■ **Task to carry out**: Copy out each line that includes the word "TITCAR".
______
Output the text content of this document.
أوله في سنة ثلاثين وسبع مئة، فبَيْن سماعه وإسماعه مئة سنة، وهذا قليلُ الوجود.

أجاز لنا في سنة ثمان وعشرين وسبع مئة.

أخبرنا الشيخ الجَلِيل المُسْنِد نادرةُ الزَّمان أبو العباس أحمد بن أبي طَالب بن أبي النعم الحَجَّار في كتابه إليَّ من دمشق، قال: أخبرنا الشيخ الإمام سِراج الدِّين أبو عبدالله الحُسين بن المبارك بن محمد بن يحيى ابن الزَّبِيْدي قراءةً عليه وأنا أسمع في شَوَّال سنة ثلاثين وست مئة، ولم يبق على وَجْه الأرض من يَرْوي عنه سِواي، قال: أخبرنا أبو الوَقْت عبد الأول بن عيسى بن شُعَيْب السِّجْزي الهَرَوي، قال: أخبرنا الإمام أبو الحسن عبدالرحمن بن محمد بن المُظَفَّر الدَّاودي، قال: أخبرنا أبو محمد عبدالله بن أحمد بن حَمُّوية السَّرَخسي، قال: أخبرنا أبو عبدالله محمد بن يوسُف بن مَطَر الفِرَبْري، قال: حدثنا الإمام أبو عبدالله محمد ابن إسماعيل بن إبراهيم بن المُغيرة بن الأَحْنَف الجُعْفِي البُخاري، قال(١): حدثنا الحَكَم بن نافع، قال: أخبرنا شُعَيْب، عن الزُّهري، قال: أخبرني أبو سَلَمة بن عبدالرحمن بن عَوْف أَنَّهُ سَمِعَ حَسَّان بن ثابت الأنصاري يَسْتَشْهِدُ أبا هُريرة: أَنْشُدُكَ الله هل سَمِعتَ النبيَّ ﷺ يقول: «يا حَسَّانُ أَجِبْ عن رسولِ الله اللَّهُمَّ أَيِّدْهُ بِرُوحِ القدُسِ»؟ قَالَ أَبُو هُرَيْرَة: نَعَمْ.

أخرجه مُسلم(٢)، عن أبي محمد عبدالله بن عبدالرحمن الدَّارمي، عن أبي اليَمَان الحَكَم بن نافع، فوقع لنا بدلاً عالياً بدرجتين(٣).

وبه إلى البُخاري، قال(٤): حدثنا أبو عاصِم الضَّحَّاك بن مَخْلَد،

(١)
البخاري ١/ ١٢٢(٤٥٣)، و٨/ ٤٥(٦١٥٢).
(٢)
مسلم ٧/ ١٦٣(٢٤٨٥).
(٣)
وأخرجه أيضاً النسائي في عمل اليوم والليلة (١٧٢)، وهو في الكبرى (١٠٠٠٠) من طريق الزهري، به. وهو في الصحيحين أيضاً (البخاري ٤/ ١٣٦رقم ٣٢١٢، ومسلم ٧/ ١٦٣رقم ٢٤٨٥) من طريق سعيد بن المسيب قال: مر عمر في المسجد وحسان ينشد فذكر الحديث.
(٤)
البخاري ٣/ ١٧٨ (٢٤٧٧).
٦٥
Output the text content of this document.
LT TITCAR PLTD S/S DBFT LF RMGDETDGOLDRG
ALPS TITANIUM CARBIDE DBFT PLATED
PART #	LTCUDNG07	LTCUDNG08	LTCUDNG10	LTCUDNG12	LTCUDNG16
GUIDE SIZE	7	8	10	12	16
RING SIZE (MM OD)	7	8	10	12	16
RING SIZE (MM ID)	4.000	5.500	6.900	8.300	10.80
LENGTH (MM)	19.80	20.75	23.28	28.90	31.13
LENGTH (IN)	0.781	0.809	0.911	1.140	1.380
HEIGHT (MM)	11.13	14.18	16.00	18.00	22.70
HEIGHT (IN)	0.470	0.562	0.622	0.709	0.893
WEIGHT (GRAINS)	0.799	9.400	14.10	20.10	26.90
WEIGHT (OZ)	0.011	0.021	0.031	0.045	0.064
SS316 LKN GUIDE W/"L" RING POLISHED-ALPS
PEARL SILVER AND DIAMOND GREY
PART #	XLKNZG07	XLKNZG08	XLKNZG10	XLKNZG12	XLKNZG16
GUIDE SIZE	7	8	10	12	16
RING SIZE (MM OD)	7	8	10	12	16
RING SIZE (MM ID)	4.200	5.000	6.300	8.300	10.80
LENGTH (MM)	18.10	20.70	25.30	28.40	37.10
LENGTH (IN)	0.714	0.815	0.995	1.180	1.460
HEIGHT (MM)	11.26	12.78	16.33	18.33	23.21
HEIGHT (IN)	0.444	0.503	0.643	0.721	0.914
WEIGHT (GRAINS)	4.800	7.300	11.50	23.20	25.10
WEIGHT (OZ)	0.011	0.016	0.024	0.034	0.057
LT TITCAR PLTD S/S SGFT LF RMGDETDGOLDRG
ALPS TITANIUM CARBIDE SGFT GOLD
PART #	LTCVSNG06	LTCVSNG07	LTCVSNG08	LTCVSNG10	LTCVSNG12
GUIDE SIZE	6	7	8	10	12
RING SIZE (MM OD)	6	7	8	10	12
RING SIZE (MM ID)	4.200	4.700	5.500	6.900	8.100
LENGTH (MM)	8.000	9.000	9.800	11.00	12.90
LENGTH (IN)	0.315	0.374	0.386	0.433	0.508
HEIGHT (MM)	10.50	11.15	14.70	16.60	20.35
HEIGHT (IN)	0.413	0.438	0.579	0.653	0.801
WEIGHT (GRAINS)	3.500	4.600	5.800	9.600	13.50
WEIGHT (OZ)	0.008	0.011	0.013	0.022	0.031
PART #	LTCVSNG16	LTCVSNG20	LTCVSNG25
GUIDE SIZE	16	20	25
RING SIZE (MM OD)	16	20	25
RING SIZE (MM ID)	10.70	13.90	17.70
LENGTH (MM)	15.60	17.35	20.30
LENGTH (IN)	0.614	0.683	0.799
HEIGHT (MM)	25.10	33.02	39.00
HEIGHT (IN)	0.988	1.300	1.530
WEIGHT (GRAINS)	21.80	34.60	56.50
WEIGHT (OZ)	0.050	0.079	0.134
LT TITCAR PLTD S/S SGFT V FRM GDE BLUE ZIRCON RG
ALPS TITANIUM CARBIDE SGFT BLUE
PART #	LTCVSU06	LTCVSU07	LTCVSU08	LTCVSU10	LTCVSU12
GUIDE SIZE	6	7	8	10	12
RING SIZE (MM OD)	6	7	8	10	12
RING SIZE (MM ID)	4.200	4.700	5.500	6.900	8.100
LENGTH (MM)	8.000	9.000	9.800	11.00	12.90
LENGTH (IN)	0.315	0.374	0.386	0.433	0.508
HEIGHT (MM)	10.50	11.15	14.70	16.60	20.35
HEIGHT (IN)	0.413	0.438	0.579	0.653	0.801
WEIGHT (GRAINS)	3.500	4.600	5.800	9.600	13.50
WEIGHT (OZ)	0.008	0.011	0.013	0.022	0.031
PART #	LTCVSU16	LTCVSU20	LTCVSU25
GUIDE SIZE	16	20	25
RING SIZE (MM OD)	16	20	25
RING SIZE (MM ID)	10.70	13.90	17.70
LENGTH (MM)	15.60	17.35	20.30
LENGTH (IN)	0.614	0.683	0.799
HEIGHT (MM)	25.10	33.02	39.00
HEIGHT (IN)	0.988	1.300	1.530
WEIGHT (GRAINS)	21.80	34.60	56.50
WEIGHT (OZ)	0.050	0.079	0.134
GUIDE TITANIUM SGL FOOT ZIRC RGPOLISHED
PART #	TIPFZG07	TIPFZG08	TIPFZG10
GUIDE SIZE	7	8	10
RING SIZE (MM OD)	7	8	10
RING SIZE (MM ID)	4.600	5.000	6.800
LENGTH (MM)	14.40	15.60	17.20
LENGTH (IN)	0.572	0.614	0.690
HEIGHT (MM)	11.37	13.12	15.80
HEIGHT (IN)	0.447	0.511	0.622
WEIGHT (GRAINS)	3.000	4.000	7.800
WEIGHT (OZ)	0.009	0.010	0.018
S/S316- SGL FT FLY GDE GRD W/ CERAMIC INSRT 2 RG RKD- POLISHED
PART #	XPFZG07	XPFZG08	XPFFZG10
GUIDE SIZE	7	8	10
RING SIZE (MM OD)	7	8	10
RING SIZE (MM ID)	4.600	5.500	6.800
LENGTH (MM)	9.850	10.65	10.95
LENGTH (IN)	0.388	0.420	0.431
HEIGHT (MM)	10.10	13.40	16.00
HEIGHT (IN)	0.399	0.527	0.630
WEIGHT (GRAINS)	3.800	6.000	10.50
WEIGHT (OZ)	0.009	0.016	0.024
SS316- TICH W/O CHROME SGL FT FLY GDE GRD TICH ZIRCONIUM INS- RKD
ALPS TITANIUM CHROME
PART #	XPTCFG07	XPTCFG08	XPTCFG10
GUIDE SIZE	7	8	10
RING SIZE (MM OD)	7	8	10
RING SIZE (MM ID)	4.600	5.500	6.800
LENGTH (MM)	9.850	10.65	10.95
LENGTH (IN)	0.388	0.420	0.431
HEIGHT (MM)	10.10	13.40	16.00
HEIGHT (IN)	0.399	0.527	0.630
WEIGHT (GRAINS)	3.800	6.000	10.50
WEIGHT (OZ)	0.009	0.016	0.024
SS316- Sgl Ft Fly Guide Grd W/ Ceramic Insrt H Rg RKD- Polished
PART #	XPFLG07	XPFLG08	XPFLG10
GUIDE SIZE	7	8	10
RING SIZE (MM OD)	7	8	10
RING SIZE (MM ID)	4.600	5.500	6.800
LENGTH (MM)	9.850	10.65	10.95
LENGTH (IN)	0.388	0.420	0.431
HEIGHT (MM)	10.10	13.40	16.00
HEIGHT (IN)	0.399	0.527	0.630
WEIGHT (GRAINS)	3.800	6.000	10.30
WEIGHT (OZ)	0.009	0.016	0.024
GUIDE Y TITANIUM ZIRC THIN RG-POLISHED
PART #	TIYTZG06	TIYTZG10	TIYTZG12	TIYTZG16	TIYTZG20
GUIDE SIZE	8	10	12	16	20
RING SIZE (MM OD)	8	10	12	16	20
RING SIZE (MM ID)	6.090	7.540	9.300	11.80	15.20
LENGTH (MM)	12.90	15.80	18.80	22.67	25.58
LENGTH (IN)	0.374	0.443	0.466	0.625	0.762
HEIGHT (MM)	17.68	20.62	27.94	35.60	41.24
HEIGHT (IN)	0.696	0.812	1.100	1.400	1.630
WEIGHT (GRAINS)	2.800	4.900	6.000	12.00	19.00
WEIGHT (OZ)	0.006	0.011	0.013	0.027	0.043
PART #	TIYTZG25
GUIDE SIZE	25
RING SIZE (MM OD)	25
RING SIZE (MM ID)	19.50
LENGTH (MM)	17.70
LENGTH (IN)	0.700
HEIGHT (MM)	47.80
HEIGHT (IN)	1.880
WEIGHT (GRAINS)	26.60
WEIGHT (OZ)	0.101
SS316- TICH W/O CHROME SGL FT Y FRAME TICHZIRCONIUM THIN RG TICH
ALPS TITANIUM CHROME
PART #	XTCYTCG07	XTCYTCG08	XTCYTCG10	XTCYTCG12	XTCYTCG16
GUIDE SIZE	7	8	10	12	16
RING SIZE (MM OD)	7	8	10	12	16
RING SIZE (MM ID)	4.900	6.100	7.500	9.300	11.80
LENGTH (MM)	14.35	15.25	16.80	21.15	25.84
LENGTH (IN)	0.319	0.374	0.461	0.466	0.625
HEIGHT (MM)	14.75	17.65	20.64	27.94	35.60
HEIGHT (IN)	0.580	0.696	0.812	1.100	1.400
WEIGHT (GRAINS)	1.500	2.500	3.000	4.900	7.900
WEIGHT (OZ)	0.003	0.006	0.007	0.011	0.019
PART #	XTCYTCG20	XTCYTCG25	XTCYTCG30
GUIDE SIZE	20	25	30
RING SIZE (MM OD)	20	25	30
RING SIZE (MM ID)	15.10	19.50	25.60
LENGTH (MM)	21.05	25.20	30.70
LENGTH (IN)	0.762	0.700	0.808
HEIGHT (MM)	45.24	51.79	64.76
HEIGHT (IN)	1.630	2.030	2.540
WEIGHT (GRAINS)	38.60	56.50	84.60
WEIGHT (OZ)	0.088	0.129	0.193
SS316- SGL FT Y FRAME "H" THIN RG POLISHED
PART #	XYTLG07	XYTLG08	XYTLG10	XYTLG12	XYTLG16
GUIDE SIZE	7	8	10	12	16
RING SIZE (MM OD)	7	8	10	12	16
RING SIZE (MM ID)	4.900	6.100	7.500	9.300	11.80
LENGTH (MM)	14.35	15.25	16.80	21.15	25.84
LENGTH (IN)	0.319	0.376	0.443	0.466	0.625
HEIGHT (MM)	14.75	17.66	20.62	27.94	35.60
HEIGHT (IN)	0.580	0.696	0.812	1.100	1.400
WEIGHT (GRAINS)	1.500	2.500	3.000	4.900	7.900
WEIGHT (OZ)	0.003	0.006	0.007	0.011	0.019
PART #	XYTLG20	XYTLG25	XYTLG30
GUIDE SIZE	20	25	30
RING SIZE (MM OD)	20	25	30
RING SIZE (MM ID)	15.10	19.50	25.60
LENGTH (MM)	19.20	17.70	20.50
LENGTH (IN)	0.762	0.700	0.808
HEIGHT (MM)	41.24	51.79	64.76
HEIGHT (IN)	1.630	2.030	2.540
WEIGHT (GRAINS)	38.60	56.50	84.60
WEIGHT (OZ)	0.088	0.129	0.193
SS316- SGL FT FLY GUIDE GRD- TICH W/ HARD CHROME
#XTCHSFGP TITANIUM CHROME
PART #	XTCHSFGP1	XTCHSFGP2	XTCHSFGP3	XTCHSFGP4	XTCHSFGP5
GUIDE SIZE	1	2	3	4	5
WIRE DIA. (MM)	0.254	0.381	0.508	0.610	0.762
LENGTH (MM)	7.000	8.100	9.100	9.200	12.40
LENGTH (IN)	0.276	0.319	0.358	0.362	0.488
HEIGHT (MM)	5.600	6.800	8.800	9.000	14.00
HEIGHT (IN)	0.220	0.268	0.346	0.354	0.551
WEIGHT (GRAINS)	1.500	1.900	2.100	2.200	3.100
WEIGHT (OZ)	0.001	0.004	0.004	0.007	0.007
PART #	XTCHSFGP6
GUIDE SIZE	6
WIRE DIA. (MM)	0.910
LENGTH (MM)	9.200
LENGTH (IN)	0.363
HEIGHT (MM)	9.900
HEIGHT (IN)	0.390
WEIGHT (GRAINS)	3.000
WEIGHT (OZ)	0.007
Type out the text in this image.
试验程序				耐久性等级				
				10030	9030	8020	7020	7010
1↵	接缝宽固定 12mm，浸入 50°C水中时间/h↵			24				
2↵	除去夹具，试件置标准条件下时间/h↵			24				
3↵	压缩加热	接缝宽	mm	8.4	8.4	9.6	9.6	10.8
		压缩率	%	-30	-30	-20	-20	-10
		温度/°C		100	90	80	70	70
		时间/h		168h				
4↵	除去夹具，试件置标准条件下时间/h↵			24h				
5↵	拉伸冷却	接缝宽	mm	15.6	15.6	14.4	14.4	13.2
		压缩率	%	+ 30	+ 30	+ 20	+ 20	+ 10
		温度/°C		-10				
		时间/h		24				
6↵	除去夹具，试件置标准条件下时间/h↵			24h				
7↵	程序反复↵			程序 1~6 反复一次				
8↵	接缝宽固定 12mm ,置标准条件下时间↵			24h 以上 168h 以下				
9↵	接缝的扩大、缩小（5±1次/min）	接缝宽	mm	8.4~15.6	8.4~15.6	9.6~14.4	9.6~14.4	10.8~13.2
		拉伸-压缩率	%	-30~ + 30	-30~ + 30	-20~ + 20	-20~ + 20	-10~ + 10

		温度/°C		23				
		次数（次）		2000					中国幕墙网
______
■ **Full answer**:
LT TITCAR PLTD S/S DBFT LF RMGDETDGOLDRG
LT TITCAR PLTD S/S SGFT LF RMGDETDGOLDRG
LT TITCAR PLTD S/S SGFT V FRM GDE BLUE ZIRCON RG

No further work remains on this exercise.